- TASK INPUT
########

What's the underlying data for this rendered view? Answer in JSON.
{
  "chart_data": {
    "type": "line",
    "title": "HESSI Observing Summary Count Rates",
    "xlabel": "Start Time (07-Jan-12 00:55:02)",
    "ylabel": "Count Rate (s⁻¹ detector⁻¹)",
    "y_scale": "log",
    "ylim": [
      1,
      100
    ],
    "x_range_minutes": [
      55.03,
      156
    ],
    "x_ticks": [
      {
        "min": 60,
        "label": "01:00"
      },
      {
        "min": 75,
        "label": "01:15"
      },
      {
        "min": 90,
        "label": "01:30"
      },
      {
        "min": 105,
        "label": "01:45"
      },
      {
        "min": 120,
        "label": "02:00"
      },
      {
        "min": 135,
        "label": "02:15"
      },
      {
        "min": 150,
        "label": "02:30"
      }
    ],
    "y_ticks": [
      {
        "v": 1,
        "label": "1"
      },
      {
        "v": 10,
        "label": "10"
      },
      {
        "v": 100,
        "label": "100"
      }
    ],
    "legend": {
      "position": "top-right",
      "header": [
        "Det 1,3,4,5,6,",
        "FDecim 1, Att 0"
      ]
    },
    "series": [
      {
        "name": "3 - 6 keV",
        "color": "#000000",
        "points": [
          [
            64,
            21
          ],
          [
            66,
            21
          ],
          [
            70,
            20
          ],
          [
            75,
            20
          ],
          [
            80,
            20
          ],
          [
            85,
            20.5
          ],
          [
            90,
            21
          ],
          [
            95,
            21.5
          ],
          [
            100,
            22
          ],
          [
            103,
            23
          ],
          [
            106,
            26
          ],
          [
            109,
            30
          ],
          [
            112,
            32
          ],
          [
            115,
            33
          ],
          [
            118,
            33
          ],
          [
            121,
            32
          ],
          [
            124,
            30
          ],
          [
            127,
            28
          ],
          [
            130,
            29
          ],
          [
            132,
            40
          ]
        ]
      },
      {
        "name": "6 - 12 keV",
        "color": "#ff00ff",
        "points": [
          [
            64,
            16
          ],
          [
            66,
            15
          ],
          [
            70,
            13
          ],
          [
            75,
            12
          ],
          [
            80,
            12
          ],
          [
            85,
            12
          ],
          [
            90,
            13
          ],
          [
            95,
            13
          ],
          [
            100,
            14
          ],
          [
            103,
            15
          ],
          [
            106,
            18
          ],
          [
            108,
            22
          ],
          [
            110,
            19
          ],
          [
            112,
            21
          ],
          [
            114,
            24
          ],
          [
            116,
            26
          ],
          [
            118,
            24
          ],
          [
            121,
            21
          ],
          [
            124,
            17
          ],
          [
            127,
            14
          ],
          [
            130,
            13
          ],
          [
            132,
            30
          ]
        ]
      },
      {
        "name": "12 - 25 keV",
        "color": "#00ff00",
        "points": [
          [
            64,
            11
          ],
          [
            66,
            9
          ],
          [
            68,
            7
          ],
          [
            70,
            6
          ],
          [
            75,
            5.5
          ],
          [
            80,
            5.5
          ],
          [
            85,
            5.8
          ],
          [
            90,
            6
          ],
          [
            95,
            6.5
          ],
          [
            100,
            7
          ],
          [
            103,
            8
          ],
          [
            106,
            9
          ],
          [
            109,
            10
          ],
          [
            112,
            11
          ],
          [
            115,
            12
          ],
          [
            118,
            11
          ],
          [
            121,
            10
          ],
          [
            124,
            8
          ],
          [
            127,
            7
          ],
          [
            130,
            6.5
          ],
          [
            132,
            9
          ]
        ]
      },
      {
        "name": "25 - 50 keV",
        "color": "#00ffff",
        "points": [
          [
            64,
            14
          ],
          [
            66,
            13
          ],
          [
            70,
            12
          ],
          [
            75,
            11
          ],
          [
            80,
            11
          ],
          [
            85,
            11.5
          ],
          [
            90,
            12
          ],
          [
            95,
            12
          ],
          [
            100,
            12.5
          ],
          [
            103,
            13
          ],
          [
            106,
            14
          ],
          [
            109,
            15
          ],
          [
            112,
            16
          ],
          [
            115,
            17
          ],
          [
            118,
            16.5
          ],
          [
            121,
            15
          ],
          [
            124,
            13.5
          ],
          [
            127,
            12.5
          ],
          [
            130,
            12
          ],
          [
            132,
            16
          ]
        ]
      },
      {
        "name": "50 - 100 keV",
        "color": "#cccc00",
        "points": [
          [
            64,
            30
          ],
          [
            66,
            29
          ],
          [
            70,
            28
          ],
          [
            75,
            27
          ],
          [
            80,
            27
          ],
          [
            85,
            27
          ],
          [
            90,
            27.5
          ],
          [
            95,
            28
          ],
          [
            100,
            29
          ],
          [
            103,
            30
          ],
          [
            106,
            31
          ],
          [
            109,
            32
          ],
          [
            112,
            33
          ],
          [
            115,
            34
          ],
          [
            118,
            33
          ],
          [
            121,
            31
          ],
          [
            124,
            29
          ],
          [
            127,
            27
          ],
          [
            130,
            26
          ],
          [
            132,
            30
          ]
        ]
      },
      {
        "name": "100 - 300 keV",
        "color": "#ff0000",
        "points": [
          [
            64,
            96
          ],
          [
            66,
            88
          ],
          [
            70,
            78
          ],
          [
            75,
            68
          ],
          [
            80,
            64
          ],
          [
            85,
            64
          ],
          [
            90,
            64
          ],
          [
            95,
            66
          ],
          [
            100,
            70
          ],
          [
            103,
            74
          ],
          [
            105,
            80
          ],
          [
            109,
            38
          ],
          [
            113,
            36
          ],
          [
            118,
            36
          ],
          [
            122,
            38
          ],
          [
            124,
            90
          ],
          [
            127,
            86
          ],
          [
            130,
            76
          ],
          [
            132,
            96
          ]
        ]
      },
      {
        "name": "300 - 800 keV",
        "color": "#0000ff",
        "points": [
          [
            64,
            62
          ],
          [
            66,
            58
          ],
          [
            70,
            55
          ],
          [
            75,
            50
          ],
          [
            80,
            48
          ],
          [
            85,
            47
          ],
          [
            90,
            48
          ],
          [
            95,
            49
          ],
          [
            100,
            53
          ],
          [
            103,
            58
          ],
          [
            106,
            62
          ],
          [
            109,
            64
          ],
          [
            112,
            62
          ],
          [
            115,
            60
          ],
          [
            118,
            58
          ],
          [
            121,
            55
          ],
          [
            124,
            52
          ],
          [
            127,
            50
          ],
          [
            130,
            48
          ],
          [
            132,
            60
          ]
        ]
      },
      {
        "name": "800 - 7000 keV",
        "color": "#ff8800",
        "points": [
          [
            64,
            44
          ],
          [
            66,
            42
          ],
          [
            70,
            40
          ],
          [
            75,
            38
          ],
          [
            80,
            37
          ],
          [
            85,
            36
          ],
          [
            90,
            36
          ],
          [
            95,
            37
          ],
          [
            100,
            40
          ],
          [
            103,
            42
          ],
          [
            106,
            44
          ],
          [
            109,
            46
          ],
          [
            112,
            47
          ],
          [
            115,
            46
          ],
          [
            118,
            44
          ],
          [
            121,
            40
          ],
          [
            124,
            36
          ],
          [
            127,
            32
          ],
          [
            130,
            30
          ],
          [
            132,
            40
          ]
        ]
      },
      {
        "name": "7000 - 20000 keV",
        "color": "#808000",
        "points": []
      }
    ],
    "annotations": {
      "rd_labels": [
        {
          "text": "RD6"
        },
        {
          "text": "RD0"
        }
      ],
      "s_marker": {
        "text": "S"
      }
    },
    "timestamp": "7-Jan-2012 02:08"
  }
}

########

- YOUR TASK
Show, from the listing above, each line that contains the word "name".

- FINAL ANSWER
        "name": "3 - 6 keV",
        "name": "6 - 12 keV",
        "name": "12 - 25 keV",
        "name": "25 - 50 keV",
        "name": "50 - 100 keV",
        "name": "100 - 300 keV",
        "name": "300 - 800 keV",
        "name": "800 - 7000 keV",
        "name": "7000 - 20000 keV",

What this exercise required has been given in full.